▶ EXTRACT TO READ:
------------------------

Saturday, August 30, 2008

Who Can You Trust with Your Kids??

As we know, I'm a freak and a worrier. I can't help it. My chief goal in life is to get my children to adulthood without dying or being seriously permanently injured. I feel like something as awful as that happening to them is unlikely, but what I do worry about is their being victimized....

I know when I was in college the stats were 1 in 4 girls and 1 in 10 boys would be sexually victimized by the time they reached 18. Scary. I'm not trying to scare you though. But this is what I know- most of the attention to this is focused on protecting your children from adults...but what about other children?

I feel 100% comfortable with the adults in my children's lives, but not the kids. I don't know the other kids at daycare or school and if they are receiving inadequate supervision, something can happen.

And stuff DOES happen. When I worked in social work I met little kids who did very serious things to other children. Not just innocent play, I promise you. And it's important to know that if a child does perpetrate, its because, most of the time, they are a victim of someone else. They need help.

------------------------

▶ GIVEN EXERCISE A: Could you render the labeled box records as a Markdown table with the columns No. and Line, starting at the first line of the records and stopping after the line that contains "site-logo[interactable]: VISION OF", with blank lines left out?
The text and the records are unrelated material.

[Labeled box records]

------------------------

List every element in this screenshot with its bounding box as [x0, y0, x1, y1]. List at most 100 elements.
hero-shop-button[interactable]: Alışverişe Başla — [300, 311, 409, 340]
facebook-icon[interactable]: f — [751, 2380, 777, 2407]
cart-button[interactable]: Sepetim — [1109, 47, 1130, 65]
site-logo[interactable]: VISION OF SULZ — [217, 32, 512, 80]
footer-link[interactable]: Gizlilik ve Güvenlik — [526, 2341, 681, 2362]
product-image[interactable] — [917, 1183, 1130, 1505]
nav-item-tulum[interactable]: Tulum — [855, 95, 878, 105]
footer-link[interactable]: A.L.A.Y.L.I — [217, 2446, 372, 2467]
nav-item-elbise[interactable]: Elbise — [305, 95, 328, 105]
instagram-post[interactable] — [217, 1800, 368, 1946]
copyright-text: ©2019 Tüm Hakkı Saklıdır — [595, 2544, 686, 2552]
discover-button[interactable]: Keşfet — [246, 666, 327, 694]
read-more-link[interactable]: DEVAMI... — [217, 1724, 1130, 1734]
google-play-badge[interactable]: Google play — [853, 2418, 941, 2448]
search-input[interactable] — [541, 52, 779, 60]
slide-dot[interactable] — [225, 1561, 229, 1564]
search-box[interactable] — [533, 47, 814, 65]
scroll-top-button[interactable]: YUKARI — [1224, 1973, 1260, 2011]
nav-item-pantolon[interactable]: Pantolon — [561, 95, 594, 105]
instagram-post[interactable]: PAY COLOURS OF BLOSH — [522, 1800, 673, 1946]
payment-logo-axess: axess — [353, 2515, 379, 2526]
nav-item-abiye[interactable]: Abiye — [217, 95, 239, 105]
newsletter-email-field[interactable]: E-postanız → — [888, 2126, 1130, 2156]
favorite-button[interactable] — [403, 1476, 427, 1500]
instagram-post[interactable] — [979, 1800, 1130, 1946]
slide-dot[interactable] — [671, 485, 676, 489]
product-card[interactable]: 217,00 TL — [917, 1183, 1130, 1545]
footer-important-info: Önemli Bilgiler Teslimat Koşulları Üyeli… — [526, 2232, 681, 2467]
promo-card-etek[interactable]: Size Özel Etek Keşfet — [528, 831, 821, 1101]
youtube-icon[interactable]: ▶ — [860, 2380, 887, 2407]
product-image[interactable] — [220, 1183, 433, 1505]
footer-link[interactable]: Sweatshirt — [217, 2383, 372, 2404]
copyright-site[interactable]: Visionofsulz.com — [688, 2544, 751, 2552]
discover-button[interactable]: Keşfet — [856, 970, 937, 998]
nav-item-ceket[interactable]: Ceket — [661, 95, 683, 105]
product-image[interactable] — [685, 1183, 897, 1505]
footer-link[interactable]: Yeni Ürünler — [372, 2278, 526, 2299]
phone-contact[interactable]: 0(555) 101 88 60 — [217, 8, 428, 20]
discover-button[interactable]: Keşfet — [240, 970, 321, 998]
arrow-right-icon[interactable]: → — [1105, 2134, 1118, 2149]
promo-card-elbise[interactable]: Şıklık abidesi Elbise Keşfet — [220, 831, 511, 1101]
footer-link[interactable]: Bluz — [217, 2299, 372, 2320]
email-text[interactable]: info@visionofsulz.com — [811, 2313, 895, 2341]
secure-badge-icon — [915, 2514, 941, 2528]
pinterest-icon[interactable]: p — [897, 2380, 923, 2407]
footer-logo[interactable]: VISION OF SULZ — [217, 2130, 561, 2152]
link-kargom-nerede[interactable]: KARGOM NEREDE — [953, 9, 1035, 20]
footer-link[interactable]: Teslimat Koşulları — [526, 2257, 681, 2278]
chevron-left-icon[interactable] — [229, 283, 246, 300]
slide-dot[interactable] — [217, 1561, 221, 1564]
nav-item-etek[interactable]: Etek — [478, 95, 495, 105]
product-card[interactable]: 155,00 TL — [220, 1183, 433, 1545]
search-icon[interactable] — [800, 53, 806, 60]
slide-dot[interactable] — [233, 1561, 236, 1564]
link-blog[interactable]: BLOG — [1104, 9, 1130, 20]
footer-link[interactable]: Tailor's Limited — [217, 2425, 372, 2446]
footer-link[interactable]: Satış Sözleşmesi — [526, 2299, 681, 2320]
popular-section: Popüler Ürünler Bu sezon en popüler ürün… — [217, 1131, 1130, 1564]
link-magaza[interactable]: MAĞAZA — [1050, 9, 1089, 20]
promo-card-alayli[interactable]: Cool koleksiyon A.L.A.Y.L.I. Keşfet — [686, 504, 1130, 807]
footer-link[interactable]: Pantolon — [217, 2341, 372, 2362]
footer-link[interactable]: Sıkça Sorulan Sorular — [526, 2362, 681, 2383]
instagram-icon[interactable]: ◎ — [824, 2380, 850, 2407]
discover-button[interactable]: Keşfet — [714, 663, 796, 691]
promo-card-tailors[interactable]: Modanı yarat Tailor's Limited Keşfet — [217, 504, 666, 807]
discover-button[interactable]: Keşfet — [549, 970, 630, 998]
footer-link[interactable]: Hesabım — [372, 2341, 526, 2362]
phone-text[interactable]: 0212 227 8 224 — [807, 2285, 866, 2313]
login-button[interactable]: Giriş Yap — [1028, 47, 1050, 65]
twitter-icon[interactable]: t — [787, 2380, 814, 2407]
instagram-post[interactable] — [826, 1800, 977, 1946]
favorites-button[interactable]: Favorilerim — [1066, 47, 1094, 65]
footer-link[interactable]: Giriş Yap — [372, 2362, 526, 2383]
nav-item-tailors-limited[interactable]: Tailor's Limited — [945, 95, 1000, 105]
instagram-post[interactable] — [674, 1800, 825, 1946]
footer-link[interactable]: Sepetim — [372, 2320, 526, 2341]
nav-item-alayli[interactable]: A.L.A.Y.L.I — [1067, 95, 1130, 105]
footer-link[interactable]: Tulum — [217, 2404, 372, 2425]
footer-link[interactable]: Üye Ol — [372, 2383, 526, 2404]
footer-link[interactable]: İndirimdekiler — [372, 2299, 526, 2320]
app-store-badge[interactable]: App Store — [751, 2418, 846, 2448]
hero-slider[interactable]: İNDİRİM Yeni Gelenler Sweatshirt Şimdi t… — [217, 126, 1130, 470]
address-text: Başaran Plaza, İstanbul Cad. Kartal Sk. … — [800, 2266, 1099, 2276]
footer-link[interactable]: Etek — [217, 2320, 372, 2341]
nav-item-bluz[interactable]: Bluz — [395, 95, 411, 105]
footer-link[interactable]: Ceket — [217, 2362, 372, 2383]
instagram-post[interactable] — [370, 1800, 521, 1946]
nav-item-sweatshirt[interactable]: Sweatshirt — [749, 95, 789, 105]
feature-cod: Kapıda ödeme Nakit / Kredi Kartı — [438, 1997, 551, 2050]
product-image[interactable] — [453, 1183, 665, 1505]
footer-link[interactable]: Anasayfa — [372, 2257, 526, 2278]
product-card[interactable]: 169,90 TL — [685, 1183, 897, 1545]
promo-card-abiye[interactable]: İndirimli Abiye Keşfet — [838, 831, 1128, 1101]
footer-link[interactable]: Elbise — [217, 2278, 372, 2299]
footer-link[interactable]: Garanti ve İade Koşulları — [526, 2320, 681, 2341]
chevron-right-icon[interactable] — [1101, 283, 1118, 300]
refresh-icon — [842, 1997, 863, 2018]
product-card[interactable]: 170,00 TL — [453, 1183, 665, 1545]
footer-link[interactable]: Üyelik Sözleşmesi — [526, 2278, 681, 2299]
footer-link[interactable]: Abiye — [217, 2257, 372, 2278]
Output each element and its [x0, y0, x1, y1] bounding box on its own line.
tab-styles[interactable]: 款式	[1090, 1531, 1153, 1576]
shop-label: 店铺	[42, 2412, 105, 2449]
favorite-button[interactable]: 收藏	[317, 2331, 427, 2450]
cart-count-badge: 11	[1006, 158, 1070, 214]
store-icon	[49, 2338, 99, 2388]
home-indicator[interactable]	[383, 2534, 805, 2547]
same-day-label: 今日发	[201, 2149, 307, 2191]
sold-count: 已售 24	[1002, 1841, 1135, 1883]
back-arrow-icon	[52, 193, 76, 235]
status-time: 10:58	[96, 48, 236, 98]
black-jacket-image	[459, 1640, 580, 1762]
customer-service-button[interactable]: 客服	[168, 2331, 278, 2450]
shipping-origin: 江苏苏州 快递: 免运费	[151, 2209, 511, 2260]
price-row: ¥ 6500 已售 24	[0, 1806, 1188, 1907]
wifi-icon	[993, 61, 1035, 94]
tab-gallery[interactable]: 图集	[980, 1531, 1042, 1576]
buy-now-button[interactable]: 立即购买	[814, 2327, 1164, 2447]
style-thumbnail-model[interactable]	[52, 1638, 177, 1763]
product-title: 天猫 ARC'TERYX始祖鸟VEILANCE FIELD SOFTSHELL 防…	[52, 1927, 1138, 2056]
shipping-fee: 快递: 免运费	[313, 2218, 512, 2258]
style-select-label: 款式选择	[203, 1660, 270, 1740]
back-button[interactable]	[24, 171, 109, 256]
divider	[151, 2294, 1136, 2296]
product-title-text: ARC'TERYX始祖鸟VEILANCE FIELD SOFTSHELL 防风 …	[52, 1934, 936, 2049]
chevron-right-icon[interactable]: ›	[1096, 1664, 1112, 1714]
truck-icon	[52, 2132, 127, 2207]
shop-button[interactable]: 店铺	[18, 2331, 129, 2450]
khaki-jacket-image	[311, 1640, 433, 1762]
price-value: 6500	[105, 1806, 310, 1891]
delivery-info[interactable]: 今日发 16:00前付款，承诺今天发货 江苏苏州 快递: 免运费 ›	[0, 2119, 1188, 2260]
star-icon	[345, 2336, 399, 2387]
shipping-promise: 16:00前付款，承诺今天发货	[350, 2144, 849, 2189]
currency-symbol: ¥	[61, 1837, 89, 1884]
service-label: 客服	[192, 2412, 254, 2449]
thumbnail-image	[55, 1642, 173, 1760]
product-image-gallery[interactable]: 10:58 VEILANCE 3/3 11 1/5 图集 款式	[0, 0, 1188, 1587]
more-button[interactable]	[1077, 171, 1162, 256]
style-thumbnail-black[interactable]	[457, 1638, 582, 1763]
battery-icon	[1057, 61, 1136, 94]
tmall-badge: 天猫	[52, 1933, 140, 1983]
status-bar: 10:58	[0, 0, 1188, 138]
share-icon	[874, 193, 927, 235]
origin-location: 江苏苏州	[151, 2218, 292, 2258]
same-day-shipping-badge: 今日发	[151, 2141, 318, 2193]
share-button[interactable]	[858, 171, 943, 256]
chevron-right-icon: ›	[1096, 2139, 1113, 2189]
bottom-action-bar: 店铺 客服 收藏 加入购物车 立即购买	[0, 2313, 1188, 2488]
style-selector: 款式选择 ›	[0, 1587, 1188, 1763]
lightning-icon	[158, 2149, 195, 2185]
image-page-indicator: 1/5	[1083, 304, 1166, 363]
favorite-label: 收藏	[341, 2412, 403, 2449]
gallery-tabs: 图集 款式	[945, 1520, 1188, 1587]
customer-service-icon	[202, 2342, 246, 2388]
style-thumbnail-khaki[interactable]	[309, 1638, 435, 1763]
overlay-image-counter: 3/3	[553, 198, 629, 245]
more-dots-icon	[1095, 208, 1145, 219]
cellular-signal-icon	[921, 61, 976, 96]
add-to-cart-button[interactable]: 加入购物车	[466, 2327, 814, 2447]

------------------------

▶ GIVEN EXERCISE B: Do these statements agree with the post about trusting others with kids? Answer yes or no for each, quoting the deciding words. (i) The writer feels fully comfortable with the adults in the children's lives. (ii) The writer knows the other kids at daycare and school. (iii) The writer once worked in social work.

▶ CORRECT RESPONSE A:
| No. | Line |
|---|---|
| 1 | List every element in this screenshot with its bounding box as [x0, y0, x1, y1]. List at most 100 elements. |
| 2 | hero-shop-button[interactable]: Alışverişe Başla — [300, 311, 409, 340] |
| 3 | facebook-icon[interactable]: f — [751, 2380, 777, 2407] |
| 4 | cart-button[interactable]: Sepetim — [1109, 47, 1130, 65] |
| 5 | site-logo[interactable]: VISION OF SULZ — [217, 32, 512, 80] |

▶ CORRECT RESPONSE B:
(i) Yes: "I feel 100% comfortable with the adults in my children's lives"
(ii) No: "I don't know the other kids at daycare or school"
(iii) Yes: "When I worked in social work I met little kids who did very serious things to other children."